-- BEGIN DOCUMENT PASSAGE --

A hash array mapped trie (HAMT) is an implementation of an associative array that combines the characteristics of a hash table and an array mapped trie.
It is a refined version of the more general notion of a hash tree.

Operation 
A HAMT is an array mapped trie where the keys are first hashed to ensure an even distribution of keys and a constant key length.

In a typical implementation of HAMT's array mapped trie, each node contains a table with some fixed number N of slots with each slot containing either a nil pointer or a pointer to another node. N is commonly 32.  As allocating space for N pointers for each node would be expensive, each node instead contains a bitmap which is N bits long where each bit indicates the presence of a non-nil pointer. This is followed by an array of pointers equal in length to the number of ones in the bitmap (its Hamming weight).

Advantages of HAMTs 
The hash array mapped trie achieves almost hash table-like speed while using memory much more economically.  Also, a hash table may have to be periodically resized, an expensive operation, whereas HAMTs grow dynamically.  Generally, HAMT performance is improved by a larger root table with some multiple of N slots; some HAMT variants allow the root to grow lazily with negligible impact on performance.

Implementation details 
Implementation of a HAMT involves the use of the population count function, which counts the number of ones in the binary representation of a number.  This operation is available in many instruction set architectures, but it is available in only some high-level languages. Although population count can be implemented in software in O(1) time using a series of shift and add instructions, doing so may perform the operation an order of magnitude slower.

-- END DOCUMENT PASSAGE --
-- BEGIN GIVEN INFORMATION --

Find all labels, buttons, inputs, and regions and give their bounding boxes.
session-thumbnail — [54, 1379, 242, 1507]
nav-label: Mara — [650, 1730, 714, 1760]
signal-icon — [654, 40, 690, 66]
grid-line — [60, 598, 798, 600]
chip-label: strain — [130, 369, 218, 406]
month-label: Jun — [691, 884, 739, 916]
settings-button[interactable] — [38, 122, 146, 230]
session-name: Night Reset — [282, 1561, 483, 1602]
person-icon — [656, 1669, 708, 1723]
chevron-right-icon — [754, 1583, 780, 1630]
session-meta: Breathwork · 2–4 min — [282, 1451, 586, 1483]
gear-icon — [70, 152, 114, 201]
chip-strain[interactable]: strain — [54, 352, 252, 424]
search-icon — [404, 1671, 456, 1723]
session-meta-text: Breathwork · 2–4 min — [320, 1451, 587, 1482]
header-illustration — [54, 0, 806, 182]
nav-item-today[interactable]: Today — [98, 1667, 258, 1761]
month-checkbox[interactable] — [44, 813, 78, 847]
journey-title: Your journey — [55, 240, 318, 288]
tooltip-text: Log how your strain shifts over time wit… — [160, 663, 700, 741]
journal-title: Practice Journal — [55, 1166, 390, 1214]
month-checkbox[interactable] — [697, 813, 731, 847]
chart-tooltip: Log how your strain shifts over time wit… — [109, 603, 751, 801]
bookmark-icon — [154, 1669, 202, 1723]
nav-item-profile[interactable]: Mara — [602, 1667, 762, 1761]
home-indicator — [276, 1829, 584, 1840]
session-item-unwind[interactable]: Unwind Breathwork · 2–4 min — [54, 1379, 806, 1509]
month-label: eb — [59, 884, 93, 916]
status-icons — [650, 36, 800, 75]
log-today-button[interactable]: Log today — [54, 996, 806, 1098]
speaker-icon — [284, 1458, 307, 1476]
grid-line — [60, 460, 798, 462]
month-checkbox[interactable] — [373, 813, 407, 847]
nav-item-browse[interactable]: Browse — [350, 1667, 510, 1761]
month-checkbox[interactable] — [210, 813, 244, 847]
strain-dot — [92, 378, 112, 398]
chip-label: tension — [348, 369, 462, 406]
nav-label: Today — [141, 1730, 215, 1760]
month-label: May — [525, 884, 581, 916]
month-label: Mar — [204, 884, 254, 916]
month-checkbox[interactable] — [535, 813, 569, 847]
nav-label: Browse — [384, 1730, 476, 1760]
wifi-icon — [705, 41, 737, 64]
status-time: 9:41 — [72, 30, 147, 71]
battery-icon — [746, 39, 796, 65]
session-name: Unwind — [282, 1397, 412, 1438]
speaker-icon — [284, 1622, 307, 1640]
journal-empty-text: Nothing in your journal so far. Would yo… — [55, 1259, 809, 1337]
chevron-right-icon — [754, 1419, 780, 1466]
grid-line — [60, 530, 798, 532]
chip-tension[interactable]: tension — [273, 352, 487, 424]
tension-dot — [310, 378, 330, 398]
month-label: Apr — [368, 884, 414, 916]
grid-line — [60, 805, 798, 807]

-- END GIVEN INFORMATION --

_PROBLEMS:_
(1) Answer these questions using the text on hash array mapped tries:
(a) Why are keys hashed first in a HAMT?
(b) What is the usual value of N?
(c) What function does implementing a HAMT require?
(2) Write the next part of the text on hash array mapped tries, picking up after its last sentence.
The data above is separate material and is not part of the text on hash array mapped tries.

_RESULTS OF THE EXERCISE:_
(1)
(a) To ensure an even distribution of keys and a constant key length.
(b) 32.
(c) The population count function, which counts the number of ones in the binary representation of a number.

(2)
Implementations 
The programming languages Clojure, Scala, and Frege use a persistent variant of hash array mapped tries for their native hash map type. The Haskell library "unordered-containers" uses the same to implement persistent map and set data structures. Another Haskell library "stm-containers" adapts the algorithm for use in the context of software transactional memory. A Javascript HAMT library  based on the Clojure implementation is also available.  The Rubinius implementation of Ruby includes a HAMT, mostly written in Ruby but with 3 primitives. Large maps in Erlang use a persistent HAMT representation internally since release 18.0. The Pony programming language uses a HAMT for the hash map in its persistent collections package.
The im and im-rc crates, which provide persistent collection types for the Rust programming language, use a HAMT for their persistent hash tables and hash sets.

The concurrent lock-free version of the hash trie called Ctrie is a mutable thread-safe implementation which ensures progress. The data-structure has been proven to be correct - Ctrie operations have been shown to have the atomicity, linearizability and lock-freedom properties.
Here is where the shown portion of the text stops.